Record extracts:
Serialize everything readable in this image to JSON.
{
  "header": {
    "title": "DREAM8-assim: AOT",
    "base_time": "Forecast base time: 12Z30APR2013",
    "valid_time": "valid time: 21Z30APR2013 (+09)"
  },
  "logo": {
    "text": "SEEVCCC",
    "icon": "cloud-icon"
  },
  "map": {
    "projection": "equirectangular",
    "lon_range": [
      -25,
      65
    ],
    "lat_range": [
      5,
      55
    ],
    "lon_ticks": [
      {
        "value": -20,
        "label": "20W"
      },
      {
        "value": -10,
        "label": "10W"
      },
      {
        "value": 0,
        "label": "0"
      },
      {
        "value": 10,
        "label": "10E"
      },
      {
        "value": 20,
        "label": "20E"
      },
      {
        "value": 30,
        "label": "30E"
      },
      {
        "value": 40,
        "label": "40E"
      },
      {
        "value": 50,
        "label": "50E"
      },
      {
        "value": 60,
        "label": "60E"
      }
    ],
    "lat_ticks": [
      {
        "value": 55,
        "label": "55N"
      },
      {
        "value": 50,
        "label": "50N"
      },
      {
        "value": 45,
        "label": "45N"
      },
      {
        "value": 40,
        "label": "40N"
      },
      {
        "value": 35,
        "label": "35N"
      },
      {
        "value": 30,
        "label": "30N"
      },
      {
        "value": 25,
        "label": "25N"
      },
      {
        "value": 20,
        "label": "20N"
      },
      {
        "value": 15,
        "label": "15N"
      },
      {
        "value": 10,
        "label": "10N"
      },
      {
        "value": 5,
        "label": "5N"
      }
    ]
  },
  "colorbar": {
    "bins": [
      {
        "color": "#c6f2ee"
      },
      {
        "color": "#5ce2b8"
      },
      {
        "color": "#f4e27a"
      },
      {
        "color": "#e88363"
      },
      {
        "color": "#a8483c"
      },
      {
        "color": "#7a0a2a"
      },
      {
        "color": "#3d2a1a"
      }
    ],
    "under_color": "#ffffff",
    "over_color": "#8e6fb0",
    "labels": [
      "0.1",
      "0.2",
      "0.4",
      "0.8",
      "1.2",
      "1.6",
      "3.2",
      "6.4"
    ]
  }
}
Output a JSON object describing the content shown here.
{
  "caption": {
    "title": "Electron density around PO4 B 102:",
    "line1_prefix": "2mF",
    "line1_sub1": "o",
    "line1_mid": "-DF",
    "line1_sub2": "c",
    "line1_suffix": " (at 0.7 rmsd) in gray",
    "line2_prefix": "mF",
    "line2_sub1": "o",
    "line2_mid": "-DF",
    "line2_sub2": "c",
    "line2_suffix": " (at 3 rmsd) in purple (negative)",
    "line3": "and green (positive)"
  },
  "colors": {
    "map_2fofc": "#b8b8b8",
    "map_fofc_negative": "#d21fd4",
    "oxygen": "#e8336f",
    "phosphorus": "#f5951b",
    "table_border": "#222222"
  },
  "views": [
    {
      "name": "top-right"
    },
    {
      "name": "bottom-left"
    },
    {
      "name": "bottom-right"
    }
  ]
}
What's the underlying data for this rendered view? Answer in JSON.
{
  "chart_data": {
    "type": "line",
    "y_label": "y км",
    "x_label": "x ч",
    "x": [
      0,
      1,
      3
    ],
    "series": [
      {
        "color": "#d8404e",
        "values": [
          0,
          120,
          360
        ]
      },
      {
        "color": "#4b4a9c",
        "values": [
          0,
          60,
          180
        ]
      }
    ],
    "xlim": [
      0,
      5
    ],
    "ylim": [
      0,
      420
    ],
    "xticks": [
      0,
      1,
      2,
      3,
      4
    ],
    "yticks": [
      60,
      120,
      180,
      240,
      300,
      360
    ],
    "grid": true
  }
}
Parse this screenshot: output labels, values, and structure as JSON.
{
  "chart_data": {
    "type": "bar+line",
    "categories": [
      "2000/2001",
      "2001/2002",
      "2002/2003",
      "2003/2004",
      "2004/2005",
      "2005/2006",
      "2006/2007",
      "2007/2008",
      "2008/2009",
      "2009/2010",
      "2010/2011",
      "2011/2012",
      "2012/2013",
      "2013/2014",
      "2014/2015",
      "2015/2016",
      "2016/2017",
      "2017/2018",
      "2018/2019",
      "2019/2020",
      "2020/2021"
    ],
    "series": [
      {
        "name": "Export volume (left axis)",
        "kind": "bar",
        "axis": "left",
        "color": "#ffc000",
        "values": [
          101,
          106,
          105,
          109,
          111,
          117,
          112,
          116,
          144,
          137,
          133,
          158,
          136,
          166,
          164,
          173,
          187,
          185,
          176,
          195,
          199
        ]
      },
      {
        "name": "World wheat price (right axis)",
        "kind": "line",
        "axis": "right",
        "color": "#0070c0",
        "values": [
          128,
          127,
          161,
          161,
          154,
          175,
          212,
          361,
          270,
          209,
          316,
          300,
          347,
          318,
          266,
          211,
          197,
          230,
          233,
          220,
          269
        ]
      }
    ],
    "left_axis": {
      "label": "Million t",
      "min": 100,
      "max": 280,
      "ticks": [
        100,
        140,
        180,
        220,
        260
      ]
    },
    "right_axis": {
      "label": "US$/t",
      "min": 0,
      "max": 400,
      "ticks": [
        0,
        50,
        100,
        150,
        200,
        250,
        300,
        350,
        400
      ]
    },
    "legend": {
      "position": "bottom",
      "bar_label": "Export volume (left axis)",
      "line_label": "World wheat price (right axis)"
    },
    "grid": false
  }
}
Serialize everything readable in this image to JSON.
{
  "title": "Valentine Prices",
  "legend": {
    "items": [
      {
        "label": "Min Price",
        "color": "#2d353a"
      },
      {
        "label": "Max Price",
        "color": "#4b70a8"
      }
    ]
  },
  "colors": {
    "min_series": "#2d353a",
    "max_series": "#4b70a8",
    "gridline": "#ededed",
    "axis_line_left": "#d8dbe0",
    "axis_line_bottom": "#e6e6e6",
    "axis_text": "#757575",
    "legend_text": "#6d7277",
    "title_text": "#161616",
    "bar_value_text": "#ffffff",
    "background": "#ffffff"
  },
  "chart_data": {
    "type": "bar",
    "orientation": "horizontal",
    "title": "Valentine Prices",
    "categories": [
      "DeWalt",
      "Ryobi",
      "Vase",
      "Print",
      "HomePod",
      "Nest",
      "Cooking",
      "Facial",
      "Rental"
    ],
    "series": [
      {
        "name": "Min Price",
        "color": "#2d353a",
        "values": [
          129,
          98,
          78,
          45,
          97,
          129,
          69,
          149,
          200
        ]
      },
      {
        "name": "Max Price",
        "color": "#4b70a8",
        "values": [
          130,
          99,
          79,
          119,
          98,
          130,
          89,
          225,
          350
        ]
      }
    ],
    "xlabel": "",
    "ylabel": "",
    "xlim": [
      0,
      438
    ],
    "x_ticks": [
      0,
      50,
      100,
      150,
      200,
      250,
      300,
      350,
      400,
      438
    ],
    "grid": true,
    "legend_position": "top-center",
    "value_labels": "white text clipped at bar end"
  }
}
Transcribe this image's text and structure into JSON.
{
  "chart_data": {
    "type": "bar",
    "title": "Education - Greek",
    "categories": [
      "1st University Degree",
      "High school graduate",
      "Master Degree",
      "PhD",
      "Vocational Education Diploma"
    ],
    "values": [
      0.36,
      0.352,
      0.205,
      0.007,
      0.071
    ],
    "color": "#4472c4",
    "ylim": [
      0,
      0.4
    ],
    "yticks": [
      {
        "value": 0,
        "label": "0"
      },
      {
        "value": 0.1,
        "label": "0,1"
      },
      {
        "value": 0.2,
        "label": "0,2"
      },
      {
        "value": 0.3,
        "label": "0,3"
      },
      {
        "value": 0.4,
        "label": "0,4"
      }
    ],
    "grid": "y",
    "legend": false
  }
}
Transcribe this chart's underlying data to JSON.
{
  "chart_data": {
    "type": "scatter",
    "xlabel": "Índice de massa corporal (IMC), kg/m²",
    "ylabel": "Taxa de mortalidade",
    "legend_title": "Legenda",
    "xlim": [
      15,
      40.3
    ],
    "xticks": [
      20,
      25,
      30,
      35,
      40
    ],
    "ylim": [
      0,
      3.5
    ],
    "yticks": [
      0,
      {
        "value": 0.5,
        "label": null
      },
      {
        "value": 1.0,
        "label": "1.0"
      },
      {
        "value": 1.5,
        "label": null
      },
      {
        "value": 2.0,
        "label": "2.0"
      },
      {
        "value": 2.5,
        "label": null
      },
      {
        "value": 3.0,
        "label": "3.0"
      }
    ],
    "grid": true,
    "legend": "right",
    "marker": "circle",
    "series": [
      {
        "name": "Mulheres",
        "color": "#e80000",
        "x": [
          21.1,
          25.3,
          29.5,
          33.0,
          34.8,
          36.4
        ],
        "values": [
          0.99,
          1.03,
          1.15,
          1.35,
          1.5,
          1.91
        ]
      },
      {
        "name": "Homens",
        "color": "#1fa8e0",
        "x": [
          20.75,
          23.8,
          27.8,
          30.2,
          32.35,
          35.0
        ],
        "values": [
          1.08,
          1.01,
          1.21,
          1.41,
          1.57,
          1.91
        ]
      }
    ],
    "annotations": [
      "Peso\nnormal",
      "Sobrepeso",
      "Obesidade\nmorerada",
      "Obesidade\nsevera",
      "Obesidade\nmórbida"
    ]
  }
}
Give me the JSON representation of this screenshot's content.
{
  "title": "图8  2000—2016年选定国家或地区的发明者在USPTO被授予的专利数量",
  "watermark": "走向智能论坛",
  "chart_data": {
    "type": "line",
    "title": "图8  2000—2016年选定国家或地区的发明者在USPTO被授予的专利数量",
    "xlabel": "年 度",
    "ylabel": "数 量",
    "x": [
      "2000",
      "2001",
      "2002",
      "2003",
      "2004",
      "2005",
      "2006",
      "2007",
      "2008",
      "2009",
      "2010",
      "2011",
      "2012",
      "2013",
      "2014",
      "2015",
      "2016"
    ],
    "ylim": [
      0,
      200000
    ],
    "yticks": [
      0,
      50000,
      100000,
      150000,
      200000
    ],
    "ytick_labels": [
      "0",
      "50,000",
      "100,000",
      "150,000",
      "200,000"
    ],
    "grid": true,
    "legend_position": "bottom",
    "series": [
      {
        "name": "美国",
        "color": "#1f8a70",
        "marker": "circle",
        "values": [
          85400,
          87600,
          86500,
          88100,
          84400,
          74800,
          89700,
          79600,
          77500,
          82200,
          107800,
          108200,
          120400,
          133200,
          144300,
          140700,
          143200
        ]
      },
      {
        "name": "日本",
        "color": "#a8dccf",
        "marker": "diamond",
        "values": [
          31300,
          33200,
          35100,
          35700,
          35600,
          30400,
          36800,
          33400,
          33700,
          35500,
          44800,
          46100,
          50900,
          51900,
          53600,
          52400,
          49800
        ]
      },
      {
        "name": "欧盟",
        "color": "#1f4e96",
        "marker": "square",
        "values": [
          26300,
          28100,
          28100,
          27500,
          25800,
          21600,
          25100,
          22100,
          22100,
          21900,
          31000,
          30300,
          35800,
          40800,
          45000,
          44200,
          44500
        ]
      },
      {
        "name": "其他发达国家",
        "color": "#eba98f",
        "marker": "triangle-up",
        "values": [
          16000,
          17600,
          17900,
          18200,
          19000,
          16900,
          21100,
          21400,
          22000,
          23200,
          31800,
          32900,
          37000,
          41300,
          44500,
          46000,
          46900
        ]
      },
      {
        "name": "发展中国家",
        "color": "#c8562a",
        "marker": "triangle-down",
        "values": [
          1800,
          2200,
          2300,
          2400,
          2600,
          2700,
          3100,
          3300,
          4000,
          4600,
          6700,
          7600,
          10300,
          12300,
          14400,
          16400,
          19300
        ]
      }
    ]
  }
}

Exercise directions:
Within the entries above, work out how many lines contain the word "World". The number alone is the answer.

Output of the exercise:
2